▶ _TASK DETAILS_:
Leave out the pictures and transcribe the rest of the records exactly.

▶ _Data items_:
Begin
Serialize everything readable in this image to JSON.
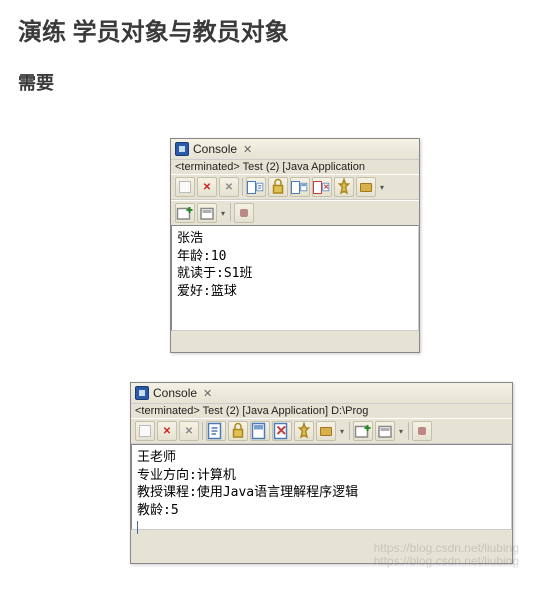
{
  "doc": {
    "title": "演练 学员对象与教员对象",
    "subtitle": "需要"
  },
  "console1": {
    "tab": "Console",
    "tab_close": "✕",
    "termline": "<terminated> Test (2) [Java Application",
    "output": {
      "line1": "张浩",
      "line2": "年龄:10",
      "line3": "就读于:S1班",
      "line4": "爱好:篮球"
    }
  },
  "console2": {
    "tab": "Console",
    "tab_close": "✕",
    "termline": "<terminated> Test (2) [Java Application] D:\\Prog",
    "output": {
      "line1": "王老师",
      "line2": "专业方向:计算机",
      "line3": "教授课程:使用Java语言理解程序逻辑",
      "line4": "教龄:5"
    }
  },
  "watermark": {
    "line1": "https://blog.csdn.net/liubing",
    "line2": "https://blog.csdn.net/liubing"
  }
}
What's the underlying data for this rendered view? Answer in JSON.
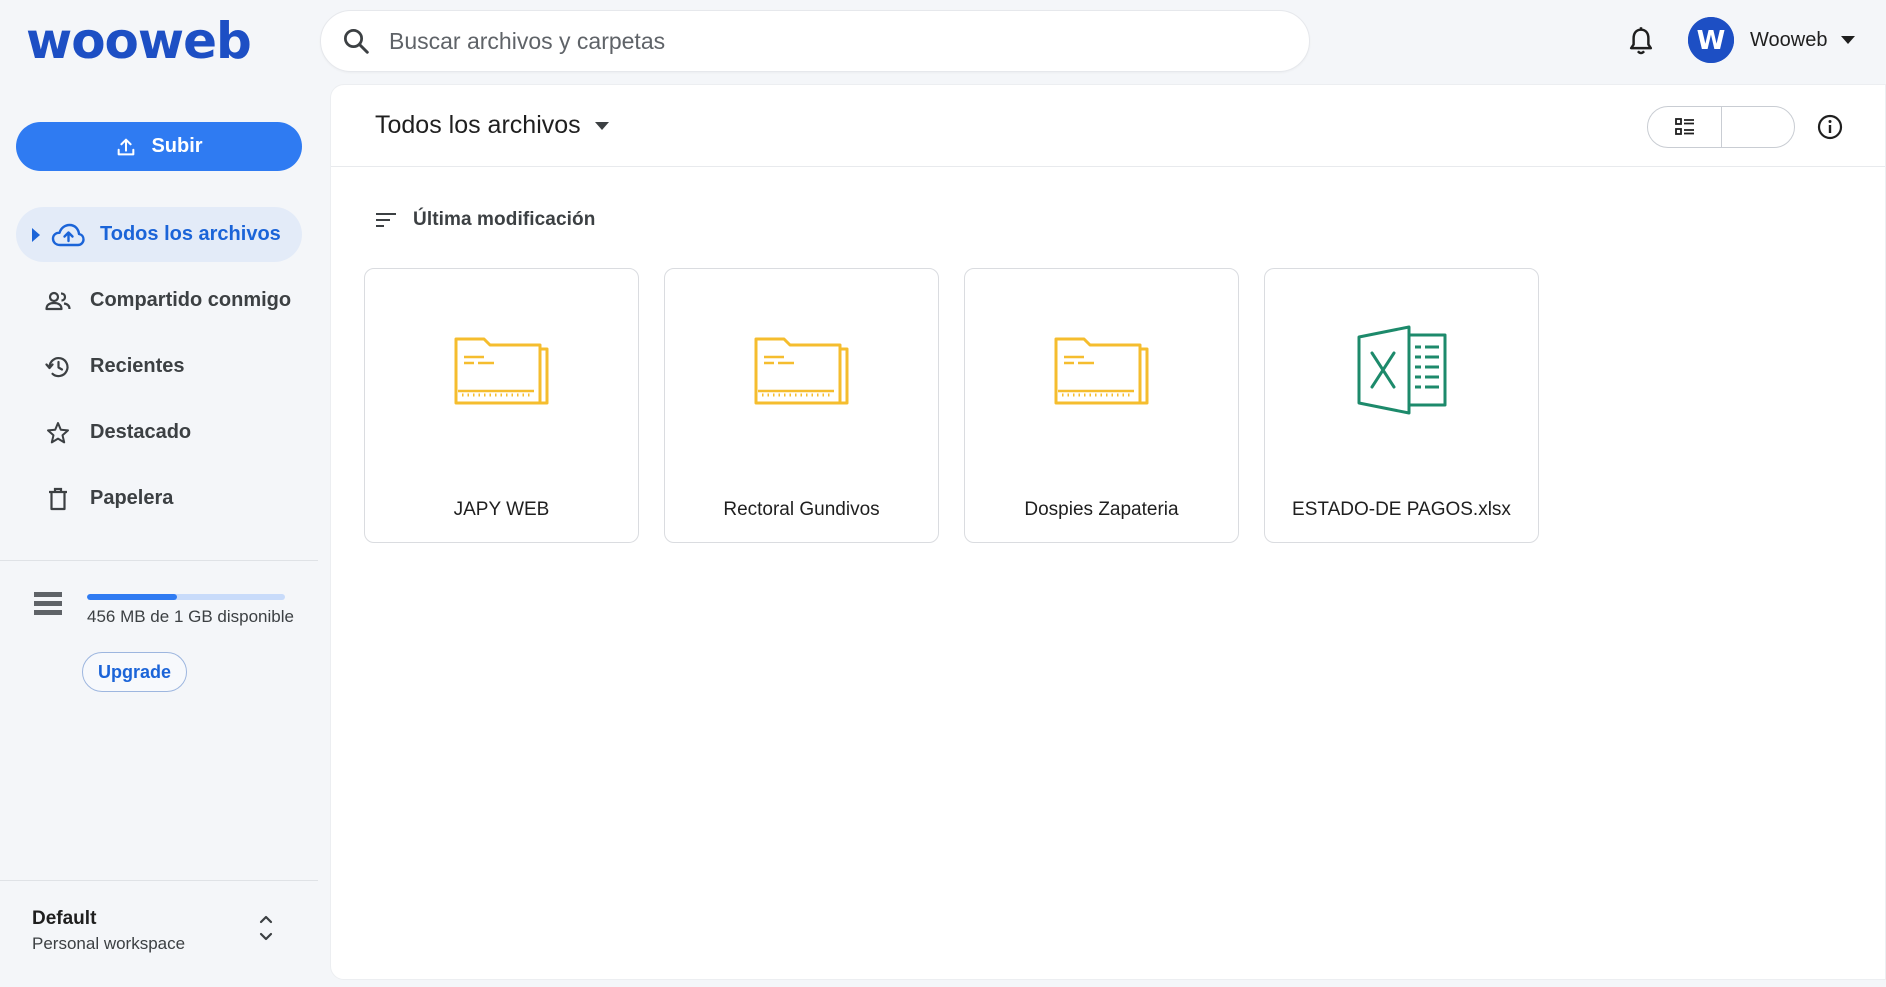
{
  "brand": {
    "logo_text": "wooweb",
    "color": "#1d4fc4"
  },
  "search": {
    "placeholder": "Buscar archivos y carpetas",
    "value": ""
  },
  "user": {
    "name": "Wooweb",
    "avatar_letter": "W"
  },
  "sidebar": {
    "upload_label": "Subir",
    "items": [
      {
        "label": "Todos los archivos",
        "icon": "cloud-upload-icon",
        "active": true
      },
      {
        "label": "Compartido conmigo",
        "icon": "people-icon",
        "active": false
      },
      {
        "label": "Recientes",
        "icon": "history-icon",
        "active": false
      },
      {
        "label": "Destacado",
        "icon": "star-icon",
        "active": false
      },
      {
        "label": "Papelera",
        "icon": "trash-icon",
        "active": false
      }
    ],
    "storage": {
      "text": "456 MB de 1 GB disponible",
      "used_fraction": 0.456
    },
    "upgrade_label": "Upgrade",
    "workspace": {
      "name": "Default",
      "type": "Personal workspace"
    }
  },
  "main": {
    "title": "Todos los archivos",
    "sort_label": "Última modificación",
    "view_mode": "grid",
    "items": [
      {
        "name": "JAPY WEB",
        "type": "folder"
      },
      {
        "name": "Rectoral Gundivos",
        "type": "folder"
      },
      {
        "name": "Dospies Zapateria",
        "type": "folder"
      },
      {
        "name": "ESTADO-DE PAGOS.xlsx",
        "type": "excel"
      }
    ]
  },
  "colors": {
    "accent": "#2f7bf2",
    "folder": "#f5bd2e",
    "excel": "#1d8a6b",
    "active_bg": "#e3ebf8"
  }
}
End
▶ _REPLY_:
Serialize everything readable in this image to JSON.
{
  "doc": {
    "title": "演练 学员对象与教员对象",
    "subtitle": "需要"
  },
  "console1": {
    "tab": "Console",
    "tab_close": "✕",
    "termline": "<terminated> Test (2) [Java Application",
    "output": {
      "line1": "张浩",
      "line2": "年龄:10",
      "line3": "就读于:S1班",
      "line4": "爱好:篮球"
    }
  },
  "console2": {
    "tab": "Console",
    "tab_close": "✕",
    "termline": "<terminated> Test (2) [Java Application] D:\\Prog",
    "output": {
      "line1": "王老师",
      "line2": "专业方向:计算机",
      "line3": "教授课程:使用Java语言理解程序逻辑",
      "line4": "教龄:5"
    }
  },
  "watermark": {
    "line1": "https://blog.csdn.net/liubing",
    "line2": "https://blog.csdn.net/liubing"
  }
}
What's the underlying data for this rendered view? Answer in JSON.
{
  "brand": {
    "logo_text": "wooweb",
    "color": "#1d4fc4"
  },
  "search": {
    "placeholder": "Buscar archivos y carpetas",
    "value": ""
  },
  "user": {
    "name": "Wooweb",
    "avatar_letter": "W"
  },
  "sidebar": {
    "upload_label": "Subir",
    "items": [
      {
        "label": "Todos los archivos",
        "icon": "cloud-upload-icon",
        "active": true
      },
      {
        "label": "Compartido conmigo",
        "icon": "people-icon",
        "active": false
      },
      {
        "label": "Recientes",
        "icon": "history-icon",
        "active": false
      },
      {
        "label": "Destacado",
        "icon": "star-icon",
        "active": false
      },
      {
        "label": "Papelera",
        "icon": "trash-icon",
        "active": false
      }
    ],
    "storage": {
      "text": "456 MB de 1 GB disponible",
      "used_fraction": 0.456
    },
    "upgrade_label": "Upgrade",
    "workspace": {
      "name": "Default",
      "type": "Personal workspace"
    }
  },
  "main": {
    "title": "Todos los archivos",
    "sort_label": "Última modificación",
    "view_mode": "grid",
    "items": [
      {
        "name": "JAPY WEB",
        "type": "folder"
      },
      {
        "name": "Rectoral Gundivos",
        "type": "folder"
      },
      {
        "name": "Dospies Zapateria",
        "type": "folder"
      },
      {
        "name": "ESTADO-DE PAGOS.xlsx",
        "type": "excel"
      }
    ]
  },
  "colors": {
    "accent": "#2f7bf2",
    "folder": "#f5bd2e",
    "excel": "#1d8a6b",
    "active_bg": "#e3ebf8"
  }
}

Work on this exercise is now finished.